Return the records that follow, matching each one exactly.

* Start *

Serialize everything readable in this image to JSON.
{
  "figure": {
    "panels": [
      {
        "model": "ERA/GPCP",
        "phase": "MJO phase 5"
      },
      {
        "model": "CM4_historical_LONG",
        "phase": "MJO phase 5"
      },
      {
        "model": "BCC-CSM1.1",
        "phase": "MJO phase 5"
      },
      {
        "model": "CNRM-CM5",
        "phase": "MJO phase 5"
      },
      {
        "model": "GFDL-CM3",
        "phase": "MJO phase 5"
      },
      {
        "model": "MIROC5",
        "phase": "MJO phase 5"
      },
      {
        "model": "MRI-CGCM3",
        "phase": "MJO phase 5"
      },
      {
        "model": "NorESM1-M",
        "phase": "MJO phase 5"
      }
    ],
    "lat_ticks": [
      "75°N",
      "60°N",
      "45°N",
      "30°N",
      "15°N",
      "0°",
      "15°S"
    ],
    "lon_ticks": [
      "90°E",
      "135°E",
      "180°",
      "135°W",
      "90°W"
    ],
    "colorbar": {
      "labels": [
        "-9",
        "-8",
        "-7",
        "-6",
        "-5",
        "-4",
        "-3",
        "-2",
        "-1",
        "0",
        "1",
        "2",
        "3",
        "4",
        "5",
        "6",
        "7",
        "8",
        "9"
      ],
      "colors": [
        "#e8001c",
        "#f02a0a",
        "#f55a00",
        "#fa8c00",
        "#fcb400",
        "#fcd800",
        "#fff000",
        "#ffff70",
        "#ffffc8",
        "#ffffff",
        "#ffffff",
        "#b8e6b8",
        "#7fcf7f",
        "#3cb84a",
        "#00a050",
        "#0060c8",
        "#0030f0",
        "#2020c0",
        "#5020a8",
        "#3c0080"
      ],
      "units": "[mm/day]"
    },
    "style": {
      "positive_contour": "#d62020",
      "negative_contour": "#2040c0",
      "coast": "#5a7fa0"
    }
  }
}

* End *

▶ WRITTEN ANSWER:
Serialize everything readable in this image to JSON.
{
  "figure": {
    "panels": [
      {
        "model": "ERA/GPCP",
        "phase": "MJO phase 5"
      },
      {
        "model": "CM4_historical_LONG",
        "phase": "MJO phase 5"
      },
      {
        "model": "BCC-CSM1.1",
        "phase": "MJO phase 5"
      },
      {
        "model": "CNRM-CM5",
        "phase": "MJO phase 5"
      },
      {
        "model": "GFDL-CM3",
        "phase": "MJO phase 5"
      },
      {
        "model": "MIROC5",
        "phase": "MJO phase 5"
      },
      {
        "model": "MRI-CGCM3",
        "phase": "MJO phase 5"
      },
      {
        "model": "NorESM1-M",
        "phase": "MJO phase 5"
      }
    ],
    "lat_ticks": [
      "75°N",
      "60°N",
      "45°N",
      "30°N",
      "15°N",
      "0°",
      "15°S"
    ],
    "lon_ticks": [
      "90°E",
      "135°E",
      "180°",
      "135°W",
      "90°W"
    ],
    "colorbar": {
      "labels": [
        "-9",
        "-8",
        "-7",
        "-6",
        "-5",
        "-4",
        "-3",
        "-2",
        "-1",
        "0",
        "1",
        "2",
        "3",
        "4",
        "5",
        "6",
        "7",
        "8",
        "9"
      ],
      "colors": [
        "#e8001c",
        "#f02a0a",
        "#f55a00",
        "#fa8c00",
        "#fcb400",
        "#fcd800",
        "#fff000",
        "#ffff70",
        "#ffffc8",
        "#ffffff",
        "#ffffff",
        "#b8e6b8",
        "#7fcf7f",
        "#3cb84a",
        "#00a050",
        "#0060c8",
        "#0030f0",
        "#2020c0",
        "#5020a8",
        "#3c0080"
      ],
      "units": "[mm/day]"
    },
    "style": {
      "positive_contour": "#d62020",
      "negative_contour": "#2040c0",
      "coast": "#5a7fa0"
    }
  }
}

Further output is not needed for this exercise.